- **What you should do**
Every entry should be repeated exactly. Omit the pictures.

begin Task data

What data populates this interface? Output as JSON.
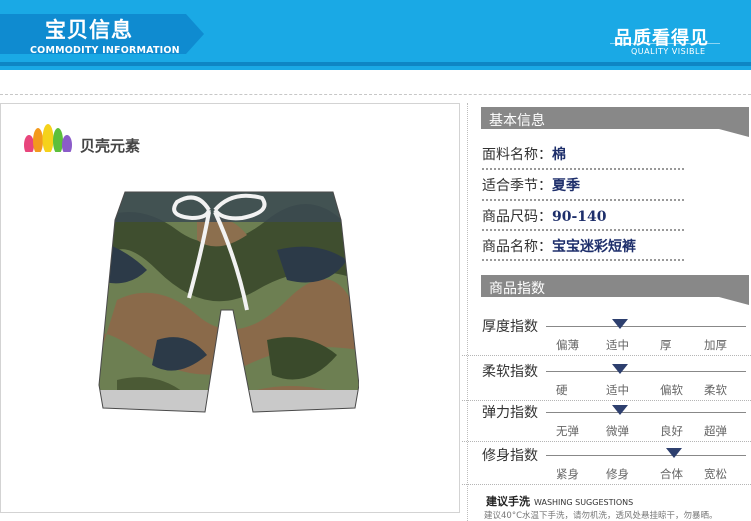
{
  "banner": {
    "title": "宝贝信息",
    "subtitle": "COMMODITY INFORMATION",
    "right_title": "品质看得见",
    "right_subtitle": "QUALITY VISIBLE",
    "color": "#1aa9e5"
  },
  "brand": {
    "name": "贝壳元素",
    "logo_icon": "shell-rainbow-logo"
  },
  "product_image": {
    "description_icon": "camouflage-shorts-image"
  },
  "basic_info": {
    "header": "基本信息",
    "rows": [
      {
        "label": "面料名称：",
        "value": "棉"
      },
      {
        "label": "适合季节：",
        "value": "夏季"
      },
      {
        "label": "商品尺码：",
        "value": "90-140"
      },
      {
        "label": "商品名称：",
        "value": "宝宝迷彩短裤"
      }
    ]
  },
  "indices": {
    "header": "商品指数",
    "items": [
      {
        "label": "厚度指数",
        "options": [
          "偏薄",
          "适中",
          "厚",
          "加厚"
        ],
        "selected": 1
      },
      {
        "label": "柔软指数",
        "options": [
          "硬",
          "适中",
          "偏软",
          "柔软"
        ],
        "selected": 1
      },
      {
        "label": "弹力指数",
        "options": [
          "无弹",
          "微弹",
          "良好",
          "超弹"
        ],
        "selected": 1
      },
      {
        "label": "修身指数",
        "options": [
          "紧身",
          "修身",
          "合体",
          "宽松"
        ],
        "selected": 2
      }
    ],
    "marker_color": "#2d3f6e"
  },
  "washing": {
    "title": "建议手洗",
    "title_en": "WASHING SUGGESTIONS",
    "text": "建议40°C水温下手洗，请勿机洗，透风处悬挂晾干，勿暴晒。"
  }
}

end Task data

- **Expected answer**
What data populates this interface? Output as JSON.
{
  "banner": {
    "title": "宝贝信息",
    "subtitle": "COMMODITY INFORMATION",
    "right_title": "品质看得见",
    "right_subtitle": "QUALITY VISIBLE",
    "color": "#1aa9e5"
  },
  "brand": {
    "name": "贝壳元素",
    "logo_icon": "shell-rainbow-logo"
  },
  "product_image": {
    "description_icon": "camouflage-shorts-image"
  },
  "basic_info": {
    "header": "基本信息",
    "rows": [
      {
        "label": "面料名称：",
        "value": "棉"
      },
      {
        "label": "适合季节：",
        "value": "夏季"
      },
      {
        "label": "商品尺码：",
        "value": "90-140"
      },
      {
        "label": "商品名称：",
        "value": "宝宝迷彩短裤"
      }
    ]
  },
  "indices": {
    "header": "商品指数",
    "items": [
      {
        "label": "厚度指数",
        "options": [
          "偏薄",
          "适中",
          "厚",
          "加厚"
        ],
        "selected": 1
      },
      {
        "label": "柔软指数",
        "options": [
          "硬",
          "适中",
          "偏软",
          "柔软"
        ],
        "selected": 1
      },
      {
        "label": "弹力指数",
        "options": [
          "无弹",
          "微弹",
          "良好",
          "超弹"
        ],
        "selected": 1
      },
      {
        "label": "修身指数",
        "options": [
          "紧身",
          "修身",
          "合体",
          "宽松"
        ],
        "selected": 2
      }
    ],
    "marker_color": "#2d3f6e"
  },
  "washing": {
    "title": "建议手洗",
    "title_en": "WASHING SUGGESTIONS",
    "text": "建议40°C水温下手洗，请勿机洗，透风处悬挂晾干，勿暴晒。"
  }
}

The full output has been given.